> **WHAT THIS TASK INVOLVES**: All of the data should be output character for character, except the pictures.

──────── DATA ROWS

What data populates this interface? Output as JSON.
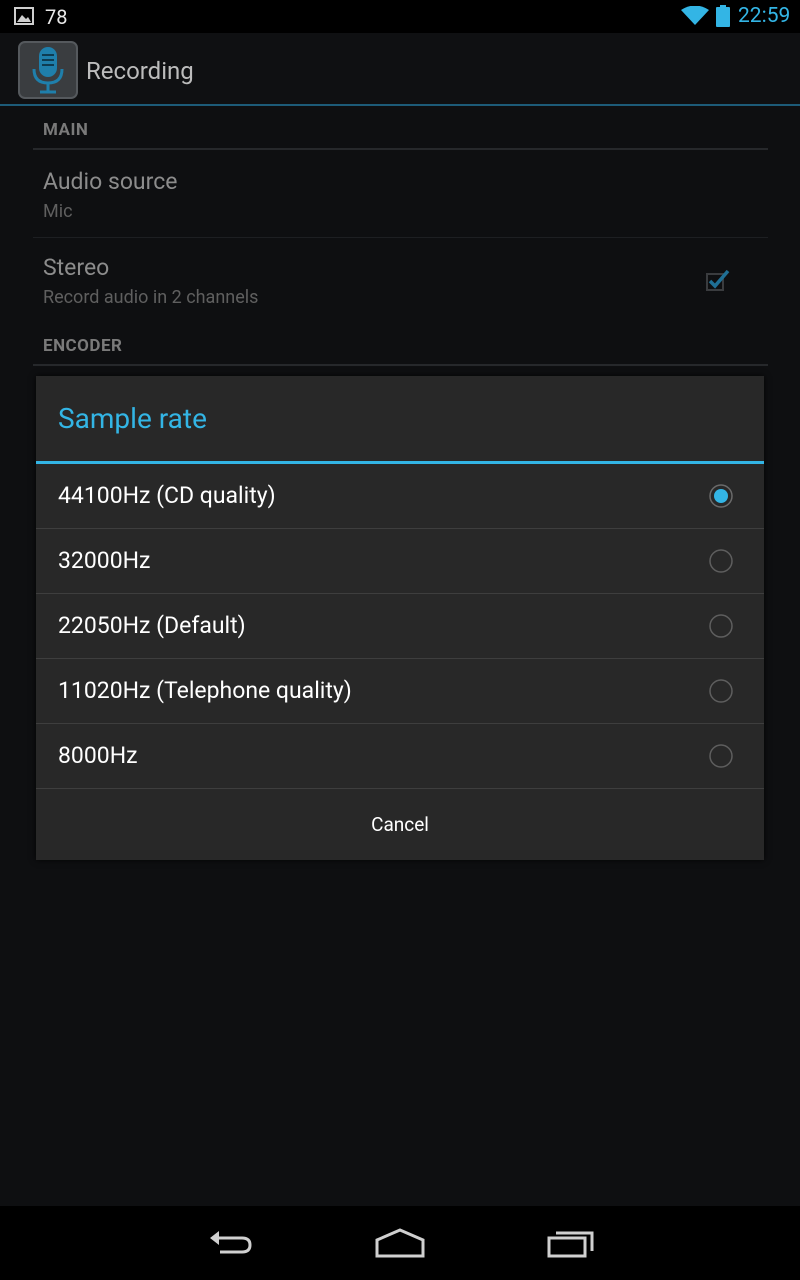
{
  "status_bar": {
    "notification_count": "78",
    "time": "22:59",
    "icons": [
      "image-notification-icon",
      "wifi-icon",
      "battery-icon"
    ]
  },
  "action_bar": {
    "title": "Recording",
    "icon": "microphone-icon"
  },
  "preferences": {
    "main_category": "MAIN",
    "audio_source": {
      "title": "Audio source",
      "summary": "Mic"
    },
    "stereo": {
      "title": "Stereo",
      "summary": "Record audio in 2 channels",
      "checked": true
    },
    "encoder_category": "ENCODER"
  },
  "dialog": {
    "title": "Sample rate",
    "options": [
      {
        "label": "44100Hz (CD quality)",
        "selected": true
      },
      {
        "label": "32000Hz",
        "selected": false
      },
      {
        "label": "22050Hz (Default)",
        "selected": false
      },
      {
        "label": "11020Hz (Telephone quality)",
        "selected": false
      },
      {
        "label": "8000Hz",
        "selected": false
      }
    ],
    "cancel_label": "Cancel"
  },
  "nav_bar": {
    "icons": [
      "back-icon",
      "home-icon",
      "recent-apps-icon"
    ]
  },
  "colors": {
    "accent": "#33b5e5",
    "dialog_bg": "#282828",
    "background": "#0c0d0f"
  }
}
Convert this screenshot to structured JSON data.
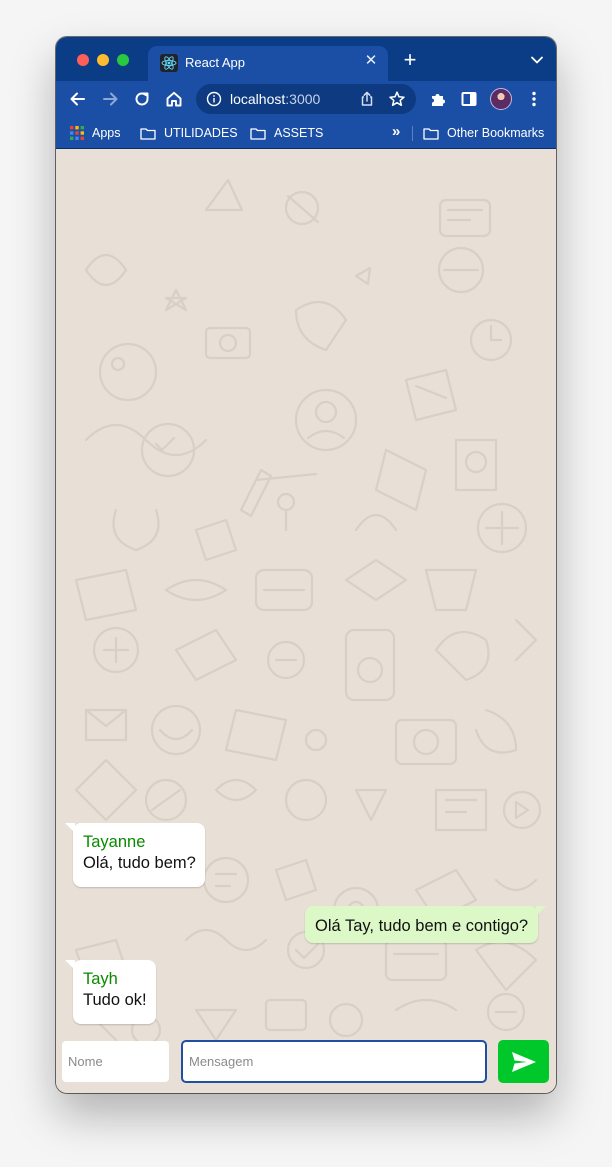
{
  "browser": {
    "tab_title": "React App",
    "url_host": "localhost",
    "url_port": ":3000",
    "bookmarks": {
      "apps": "Apps",
      "folders": [
        "UTILIDADES",
        "ASSETS"
      ],
      "other": "Other Bookmarks"
    }
  },
  "chat": {
    "messages": [
      {
        "author": "Tayanne",
        "text": "Olá, tudo bem?",
        "direction": "incoming"
      },
      {
        "author": "",
        "text": "Olá Tay, tudo bem e contigo?",
        "direction": "outgoing"
      },
      {
        "author": "Tayh",
        "text": "Tudo ok!",
        "direction": "incoming"
      }
    ],
    "name_placeholder": "Nome",
    "message_placeholder": "Mensagem"
  },
  "colors": {
    "author": "#0a8a00",
    "outgoing_bubble": "#dcf8c6",
    "send_button": "#00c82a",
    "chrome_bar": "#1b4fa6"
  },
  "icons": [
    "react-logo-icon",
    "close-icon",
    "plus-icon",
    "chevron-down-icon",
    "back-icon",
    "forward-icon",
    "reload-icon",
    "home-icon",
    "info-icon",
    "share-icon",
    "star-icon",
    "extensions-icon",
    "sidebar-icon",
    "more-icon",
    "apps-grid-icon",
    "folder-icon",
    "send-icon"
  ]
}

────────────────

> **RESPONSE**:
What data populates this interface? Output as JSON.
{
  "status_bar": {
    "notification_count": "78",
    "time": "22:59",
    "icons": [
      "image-notification-icon",
      "wifi-icon",
      "battery-icon"
    ]
  },
  "action_bar": {
    "title": "Recording",
    "icon": "microphone-icon"
  },
  "preferences": {
    "main_category": "MAIN",
    "audio_source": {
      "title": "Audio source",
      "summary": "Mic"
    },
    "stereo": {
      "title": "Stereo",
      "summary": "Record audio in 2 channels",
      "checked": true
    },
    "encoder_category": "ENCODER"
  },
  "dialog": {
    "title": "Sample rate",
    "options": [
      {
        "label": "44100Hz (CD quality)",
        "selected": true
      },
      {
        "label": "32000Hz",
        "selected": false
      },
      {
        "label": "22050Hz (Default)",
        "selected": false
      },
      {
        "label": "11020Hz (Telephone quality)",
        "selected": false
      },
      {
        "label": "8000Hz",
        "selected": false
      }
    ],
    "cancel_label": "Cancel"
  },
  "nav_bar": {
    "icons": [
      "back-icon",
      "home-icon",
      "recent-apps-icon"
    ]
  },
  "colors": {
    "accent": "#33b5e5",
    "dialog_bg": "#282828",
    "background": "#0c0d0f"
  }
}
Convert this screenshot to structured JSON data.
{
  "browser": {
    "tab_title": "React App",
    "url_host": "localhost",
    "url_port": ":3000",
    "bookmarks": {
      "apps": "Apps",
      "folders": [
        "UTILIDADES",
        "ASSETS"
      ],
      "other": "Other Bookmarks"
    }
  },
  "chat": {
    "messages": [
      {
        "author": "Tayanne",
        "text": "Olá, tudo bem?",
        "direction": "incoming"
      },
      {
        "author": "",
        "text": "Olá Tay, tudo bem e contigo?",
        "direction": "outgoing"
      },
      {
        "author": "Tayh",
        "text": "Tudo ok!",
        "direction": "incoming"
      }
    ],
    "name_placeholder": "Nome",
    "message_placeholder": "Mensagem"
  },
  "colors": {
    "author": "#0a8a00",
    "outgoing_bubble": "#dcf8c6",
    "send_button": "#00c82a",
    "chrome_bar": "#1b4fa6"
  },
  "icons": [
    "react-logo-icon",
    "close-icon",
    "plus-icon",
    "chevron-down-icon",
    "back-icon",
    "forward-icon",
    "reload-icon",
    "home-icon",
    "info-icon",
    "share-icon",
    "star-icon",
    "extensions-icon",
    "sidebar-icon",
    "more-icon",
    "apps-grid-icon",
    "folder-icon",
    "send-icon"
  ]
}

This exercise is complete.